Retype the material below. Keep every word exactly as it is.
_ _ _
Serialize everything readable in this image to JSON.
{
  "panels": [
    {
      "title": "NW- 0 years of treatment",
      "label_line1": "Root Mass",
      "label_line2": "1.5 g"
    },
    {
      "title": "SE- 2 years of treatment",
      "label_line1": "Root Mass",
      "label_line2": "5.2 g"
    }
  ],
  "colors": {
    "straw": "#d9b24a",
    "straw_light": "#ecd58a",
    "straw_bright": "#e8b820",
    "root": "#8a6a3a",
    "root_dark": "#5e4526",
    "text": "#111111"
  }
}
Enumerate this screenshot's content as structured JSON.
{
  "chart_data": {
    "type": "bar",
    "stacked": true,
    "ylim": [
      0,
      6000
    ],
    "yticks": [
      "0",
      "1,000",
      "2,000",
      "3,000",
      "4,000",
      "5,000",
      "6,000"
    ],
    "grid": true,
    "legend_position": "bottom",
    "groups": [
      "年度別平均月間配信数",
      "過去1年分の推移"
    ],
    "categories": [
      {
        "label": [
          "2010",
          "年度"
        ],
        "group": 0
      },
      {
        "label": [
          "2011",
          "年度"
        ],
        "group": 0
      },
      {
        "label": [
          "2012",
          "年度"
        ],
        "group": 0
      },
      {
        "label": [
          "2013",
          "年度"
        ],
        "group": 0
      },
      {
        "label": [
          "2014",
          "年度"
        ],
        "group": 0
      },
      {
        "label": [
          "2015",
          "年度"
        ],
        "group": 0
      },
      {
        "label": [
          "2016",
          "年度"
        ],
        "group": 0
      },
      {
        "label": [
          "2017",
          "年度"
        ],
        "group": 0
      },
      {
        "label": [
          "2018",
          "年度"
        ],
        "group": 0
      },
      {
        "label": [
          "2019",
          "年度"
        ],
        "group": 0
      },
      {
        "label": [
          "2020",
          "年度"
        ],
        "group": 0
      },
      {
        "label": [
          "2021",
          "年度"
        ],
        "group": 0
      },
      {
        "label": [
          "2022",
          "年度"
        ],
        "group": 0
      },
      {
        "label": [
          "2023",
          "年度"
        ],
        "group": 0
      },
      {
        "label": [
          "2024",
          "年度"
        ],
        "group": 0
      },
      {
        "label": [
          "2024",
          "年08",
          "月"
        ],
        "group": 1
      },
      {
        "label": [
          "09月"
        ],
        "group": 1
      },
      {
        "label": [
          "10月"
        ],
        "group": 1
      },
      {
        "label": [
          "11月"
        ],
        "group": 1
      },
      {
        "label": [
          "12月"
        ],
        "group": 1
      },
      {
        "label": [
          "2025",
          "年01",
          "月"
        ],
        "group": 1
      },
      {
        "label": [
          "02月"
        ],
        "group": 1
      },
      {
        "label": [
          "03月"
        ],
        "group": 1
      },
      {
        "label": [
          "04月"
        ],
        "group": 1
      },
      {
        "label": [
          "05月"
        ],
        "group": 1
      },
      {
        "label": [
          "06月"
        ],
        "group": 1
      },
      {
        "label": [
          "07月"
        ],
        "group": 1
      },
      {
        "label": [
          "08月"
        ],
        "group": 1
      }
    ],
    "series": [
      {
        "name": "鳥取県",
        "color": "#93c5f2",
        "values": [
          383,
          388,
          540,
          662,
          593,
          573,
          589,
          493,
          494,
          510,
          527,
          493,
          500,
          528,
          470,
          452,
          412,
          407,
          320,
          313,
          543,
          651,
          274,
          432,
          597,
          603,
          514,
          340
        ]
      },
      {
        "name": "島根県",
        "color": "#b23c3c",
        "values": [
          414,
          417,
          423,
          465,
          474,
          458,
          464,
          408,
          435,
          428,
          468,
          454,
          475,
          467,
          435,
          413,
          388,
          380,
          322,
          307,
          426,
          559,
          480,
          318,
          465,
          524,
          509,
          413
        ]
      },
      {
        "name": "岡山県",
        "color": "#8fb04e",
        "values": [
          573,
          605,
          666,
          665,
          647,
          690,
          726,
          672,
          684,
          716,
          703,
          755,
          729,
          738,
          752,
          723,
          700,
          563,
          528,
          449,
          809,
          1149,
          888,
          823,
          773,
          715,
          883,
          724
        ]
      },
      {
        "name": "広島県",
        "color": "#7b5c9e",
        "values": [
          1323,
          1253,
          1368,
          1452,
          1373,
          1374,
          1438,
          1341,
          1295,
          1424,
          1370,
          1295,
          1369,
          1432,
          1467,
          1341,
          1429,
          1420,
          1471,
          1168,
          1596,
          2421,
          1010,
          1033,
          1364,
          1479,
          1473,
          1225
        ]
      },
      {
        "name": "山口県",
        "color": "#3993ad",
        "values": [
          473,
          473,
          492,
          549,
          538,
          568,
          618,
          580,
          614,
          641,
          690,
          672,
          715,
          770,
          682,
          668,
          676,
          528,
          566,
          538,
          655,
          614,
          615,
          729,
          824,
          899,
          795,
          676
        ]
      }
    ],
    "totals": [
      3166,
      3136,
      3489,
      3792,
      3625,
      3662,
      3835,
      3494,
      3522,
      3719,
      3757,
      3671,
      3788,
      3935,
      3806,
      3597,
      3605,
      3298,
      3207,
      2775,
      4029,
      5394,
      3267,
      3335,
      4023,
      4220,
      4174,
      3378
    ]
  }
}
_ _ _
OUTPUT FOR THIS EXERCISE:
Serialize everything readable in this image to JSON.
{
  "panels": [
    {
      "title": "NW- 0 years of treatment",
      "label_line1": "Root Mass",
      "label_line2": "1.5 g"
    },
    {
      "title": "SE- 2 years of treatment",
      "label_line1": "Root Mass",
      "label_line2": "5.2 g"
    }
  ],
  "colors": {
    "straw": "#d9b24a",
    "straw_light": "#ecd58a",
    "straw_bright": "#e8b820",
    "root": "#8a6a3a",
    "root_dark": "#5e4526",
    "text": "#111111"
  }
}
Enumerate this screenshot's content as structured JSON.
{
  "chart_data": {
    "type": "bar",
    "stacked": true,
    "ylim": [
      0,
      6000
    ],
    "yticks": [
      "0",
      "1,000",
      "2,000",
      "3,000",
      "4,000",
      "5,000",
      "6,000"
    ],
    "grid": true,
    "legend_position": "bottom",
    "groups": [
      "年度別平均月間配信数",
      "過去1年分の推移"
    ],
    "categories": [
      {
        "label": [
          "2010",
          "年度"
        ],
        "group": 0
      },
      {
        "label": [
          "2011",
          "年度"
        ],
        "group": 0
      },
      {
        "label": [
          "2012",
          "年度"
        ],
        "group": 0
      },
      {
        "label": [
          "2013",
          "年度"
        ],
        "group": 0
      },
      {
        "label": [
          "2014",
          "年度"
        ],
        "group": 0
      },
      {
        "label": [
          "2015",
          "年度"
        ],
        "group": 0
      },
      {
        "label": [
          "2016",
          "年度"
        ],
        "group": 0
      },
      {
        "label": [
          "2017",
          "年度"
        ],
        "group": 0
      },
      {
        "label": [
          "2018",
          "年度"
        ],
        "group": 0
      },
      {
        "label": [
          "2019",
          "年度"
        ],
        "group": 0
      },
      {
        "label": [
          "2020",
          "年度"
        ],
        "group": 0
      },
      {
        "label": [
          "2021",
          "年度"
        ],
        "group": 0
      },
      {
        "label": [
          "2022",
          "年度"
        ],
        "group": 0
      },
      {
        "label": [
          "2023",
          "年度"
        ],
        "group": 0
      },
      {
        "label": [
          "2024",
          "年度"
        ],
        "group": 0
      },
      {
        "label": [
          "2024",
          "年08",
          "月"
        ],
        "group": 1
      },
      {
        "label": [
          "09月"
        ],
        "group": 1
      },
      {
        "label": [
          "10月"
        ],
        "group": 1
      },
      {
        "label": [
          "11月"
        ],
        "group": 1
      },
      {
        "label": [
          "12月"
        ],
        "group": 1
      },
      {
        "label": [
          "2025",
          "年01",
          "月"
        ],
        "group": 1
      },
      {
        "label": [
          "02月"
        ],
        "group": 1
      },
      {
        "label": [
          "03月"
        ],
        "group": 1
      },
      {
        "label": [
          "04月"
        ],
        "group": 1
      },
      {
        "label": [
          "05月"
        ],
        "group": 1
      },
      {
        "label": [
          "06月"
        ],
        "group": 1
      },
      {
        "label": [
          "07月"
        ],
        "group": 1
      },
      {
        "label": [
          "08月"
        ],
        "group": 1
      }
    ],
    "series": [
      {
        "name": "鳥取県",
        "color": "#93c5f2",
        "values": [
          383,
          388,
          540,
          662,
          593,
          573,
          589,
          493,
          494,
          510,
          527,
          493,
          500,
          528,
          470,
          452,
          412,
          407,
          320,
          313,
          543,
          651,
          274,
          432,
          597,
          603,
          514,
          340
        ]
      },
      {
        "name": "島根県",
        "color": "#b23c3c",
        "values": [
          414,
          417,
          423,
          465,
          474,
          458,
          464,
          408,
          435,
          428,
          468,
          454,
          475,
          467,
          435,
          413,
          388,
          380,
          322,
          307,
          426,
          559,
          480,
          318,
          465,
          524,
          509,
          413
        ]
      },
      {
        "name": "岡山県",
        "color": "#8fb04e",
        "values": [
          573,
          605,
          666,
          665,
          647,
          690,
          726,
          672,
          684,
          716,
          703,
          755,
          729,
          738,
          752,
          723,
          700,
          563,
          528,
          449,
          809,
          1149,
          888,
          823,
          773,
          715,
          883,
          724
        ]
      },
      {
        "name": "広島県",
        "color": "#7b5c9e",
        "values": [
          1323,
          1253,
          1368,
          1452,
          1373,
          1374,
          1438,
          1341,
          1295,
          1424,
          1370,
          1295,
          1369,
          1432,
          1467,
          1341,
          1429,
          1420,
          1471,
          1168,
          1596,
          2421,
          1010,
          1033,
          1364,
          1479,
          1473,
          1225
        ]
      },
      {
        "name": "山口県",
        "color": "#3993ad",
        "values": [
          473,
          473,
          492,
          549,
          538,
          568,
          618,
          580,
          614,
          641,
          690,
          672,
          715,
          770,
          682,
          668,
          676,
          528,
          566,
          538,
          655,
          614,
          615,
          729,
          824,
          899,
          795,
          676
        ]
      }
    ],
    "totals": [
      3166,
      3136,
      3489,
      3792,
      3625,
      3662,
      3835,
      3494,
      3522,
      3719,
      3757,
      3671,
      3788,
      3935,
      3806,
      3597,
      3605,
      3298,
      3207,
      2775,
      4029,
      5394,
      3267,
      3335,
      4023,
      4220,
      4174,
      3378
    ]
  }
}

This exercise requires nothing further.